> **Written request**
Would you write out the entries below, every one of them, exactly?

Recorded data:
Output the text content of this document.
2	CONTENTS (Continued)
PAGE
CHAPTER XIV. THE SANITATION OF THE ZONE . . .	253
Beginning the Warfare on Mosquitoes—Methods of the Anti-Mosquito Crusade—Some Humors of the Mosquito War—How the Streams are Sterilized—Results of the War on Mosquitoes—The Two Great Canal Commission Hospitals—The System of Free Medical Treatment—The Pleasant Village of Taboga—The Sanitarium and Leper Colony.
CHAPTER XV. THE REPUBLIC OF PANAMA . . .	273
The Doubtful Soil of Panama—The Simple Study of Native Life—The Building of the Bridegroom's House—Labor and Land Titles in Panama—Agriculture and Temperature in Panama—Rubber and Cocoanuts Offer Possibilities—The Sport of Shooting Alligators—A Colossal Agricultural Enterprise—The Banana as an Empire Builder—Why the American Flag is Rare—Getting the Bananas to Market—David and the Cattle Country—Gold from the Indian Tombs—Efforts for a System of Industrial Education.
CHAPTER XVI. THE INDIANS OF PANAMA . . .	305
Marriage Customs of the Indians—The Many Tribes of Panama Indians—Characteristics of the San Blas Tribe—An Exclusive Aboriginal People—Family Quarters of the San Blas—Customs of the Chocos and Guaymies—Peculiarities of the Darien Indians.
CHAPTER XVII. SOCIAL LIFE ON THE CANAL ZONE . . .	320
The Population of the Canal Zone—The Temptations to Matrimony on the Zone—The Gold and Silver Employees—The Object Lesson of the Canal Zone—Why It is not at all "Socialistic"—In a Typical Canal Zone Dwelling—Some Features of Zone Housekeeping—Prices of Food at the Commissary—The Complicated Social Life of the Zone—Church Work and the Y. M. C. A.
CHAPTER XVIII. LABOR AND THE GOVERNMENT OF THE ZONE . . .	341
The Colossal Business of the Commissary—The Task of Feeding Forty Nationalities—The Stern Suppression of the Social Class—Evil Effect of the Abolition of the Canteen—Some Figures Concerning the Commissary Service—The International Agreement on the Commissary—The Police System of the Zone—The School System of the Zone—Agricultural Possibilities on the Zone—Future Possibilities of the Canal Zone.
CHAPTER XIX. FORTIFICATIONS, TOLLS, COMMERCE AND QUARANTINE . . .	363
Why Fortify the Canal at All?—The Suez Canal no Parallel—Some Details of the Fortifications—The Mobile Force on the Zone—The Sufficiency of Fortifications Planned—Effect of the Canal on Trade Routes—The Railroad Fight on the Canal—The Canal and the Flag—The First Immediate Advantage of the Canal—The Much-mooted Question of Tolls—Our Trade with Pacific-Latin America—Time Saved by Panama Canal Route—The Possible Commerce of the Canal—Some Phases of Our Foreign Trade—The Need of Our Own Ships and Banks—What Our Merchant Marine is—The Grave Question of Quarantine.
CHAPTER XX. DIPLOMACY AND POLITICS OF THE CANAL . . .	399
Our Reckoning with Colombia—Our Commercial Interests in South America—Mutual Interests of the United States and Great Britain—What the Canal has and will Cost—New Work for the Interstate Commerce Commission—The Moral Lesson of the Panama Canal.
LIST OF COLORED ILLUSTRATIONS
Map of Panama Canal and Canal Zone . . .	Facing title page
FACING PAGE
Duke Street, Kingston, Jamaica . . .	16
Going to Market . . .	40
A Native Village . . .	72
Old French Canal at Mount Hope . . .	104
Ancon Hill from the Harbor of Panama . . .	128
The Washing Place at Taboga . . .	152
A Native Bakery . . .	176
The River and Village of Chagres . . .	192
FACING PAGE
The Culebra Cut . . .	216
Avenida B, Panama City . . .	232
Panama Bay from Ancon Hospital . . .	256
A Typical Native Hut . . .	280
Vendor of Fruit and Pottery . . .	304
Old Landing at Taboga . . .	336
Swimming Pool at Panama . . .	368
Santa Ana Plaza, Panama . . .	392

> **Solved problem**
Output the text content of this document.
2	CONTENTS (Continued)
PAGE
CHAPTER XIV. THE SANITATION OF THE ZONE . . .	253
Beginning the Warfare on Mosquitoes—Methods of the Anti-Mosquito Crusade—Some Humors of the Mosquito War—How the Streams are Sterilized—Results of the War on Mosquitoes—The Two Great Canal Commission Hospitals—The System of Free Medical Treatment—The Pleasant Village of Taboga—The Sanitarium and Leper Colony.
CHAPTER XV. THE REPUBLIC OF PANAMA . . .	273
The Doubtful Soil of Panama—The Simple Study of Native Life—The Building of the Bridegroom's House—Labor and Land Titles in Panama—Agriculture and Temperature in Panama—Rubber and Cocoanuts Offer Possibilities—The Sport of Shooting Alligators—A Colossal Agricultural Enterprise—The Banana as an Empire Builder—Why the American Flag is Rare—Getting the Bananas to Market—David and the Cattle Country—Gold from the Indian Tombs—Efforts for a System of Industrial Education.
CHAPTER XVI. THE INDIANS OF PANAMA . . .	305
Marriage Customs of the Indians—The Many Tribes of Panama Indians—Characteristics of the San Blas Tribe—An Exclusive Aboriginal People—Family Quarters of the San Blas—Customs of the Chocos and Guaymies—Peculiarities of the Darien Indians.
CHAPTER XVII. SOCIAL LIFE ON THE CANAL ZONE . . .	320
The Population of the Canal Zone—The Temptations to Matrimony on the Zone—The Gold and Silver Employees—The Object Lesson of the Canal Zone—Why It is not at all "Socialistic"—In a Typical Canal Zone Dwelling—Some Features of Zone Housekeeping—Prices of Food at the Commissary—The Complicated Social Life of the Zone—Church Work and the Y. M. C. A.
CHAPTER XVIII. LABOR AND THE GOVERNMENT OF THE ZONE . . .	341
The Colossal Business of the Commissary—The Task of Feeding Forty Nationalities—The Stern Suppression of the Social Class—Evil Effect of the Abolition of the Canteen—Some Figures Concerning the Commissary Service—The International Agreement on the Commissary—The Police System of the Zone—The School System of the Zone—Agricultural Possibilities on the Zone—Future Possibilities of the Canal Zone.
CHAPTER XIX. FORTIFICATIONS, TOLLS, COMMERCE AND QUARANTINE . . .	363
Why Fortify the Canal at All?—The Suez Canal no Parallel—Some Details of the Fortifications—The Mobile Force on the Zone—The Sufficiency of Fortifications Planned—Effect of the Canal on Trade Routes—The Railroad Fight on the Canal—The Canal and the Flag—The First Immediate Advantage of the Canal—The Much-mooted Question of Tolls—Our Trade with Pacific-Latin America—Time Saved by Panama Canal Route—The Possible Commerce of the Canal—Some Phases of Our Foreign Trade—The Need of Our Own Ships and Banks—What Our Merchant Marine is—The Grave Question of Quarantine.
CHAPTER XX. DIPLOMACY AND POLITICS OF THE CANAL . . .	399
Our Reckoning with Colombia—Our Commercial Interests in South America—Mutual Interests of the United States and Great Britain—What the Canal has and will Cost—New Work for the Interstate Commerce Commission—The Moral Lesson of the Panama Canal.
LIST OF COLORED ILLUSTRATIONS
Map of Panama Canal and Canal Zone . . .	Facing title page
FACING PAGE
Duke Street, Kingston, Jamaica . . .	16
Going to Market . . .	40
A Native Village . . .	72
Old French Canal at Mount Hope . . .	104
Ancon Hill from the Harbor of Panama . . .	128
The Washing Place at Taboga . . .	152
A Native Bakery . . .	176
The River and Village of Chagres . . .	192
FACING PAGE
The Culebra Cut . . .	216
Avenida B, Panama City . . .	232
Panama Bay from Ancon Hospital . . .	256
A Typical Native Hut . . .	280
Vendor of Fruit and Pottery . . .	304
Old Landing at Taboga . . .	336
Swimming Pool at Panama . . .	368
Santa Ana Plaza, Panama . . .	392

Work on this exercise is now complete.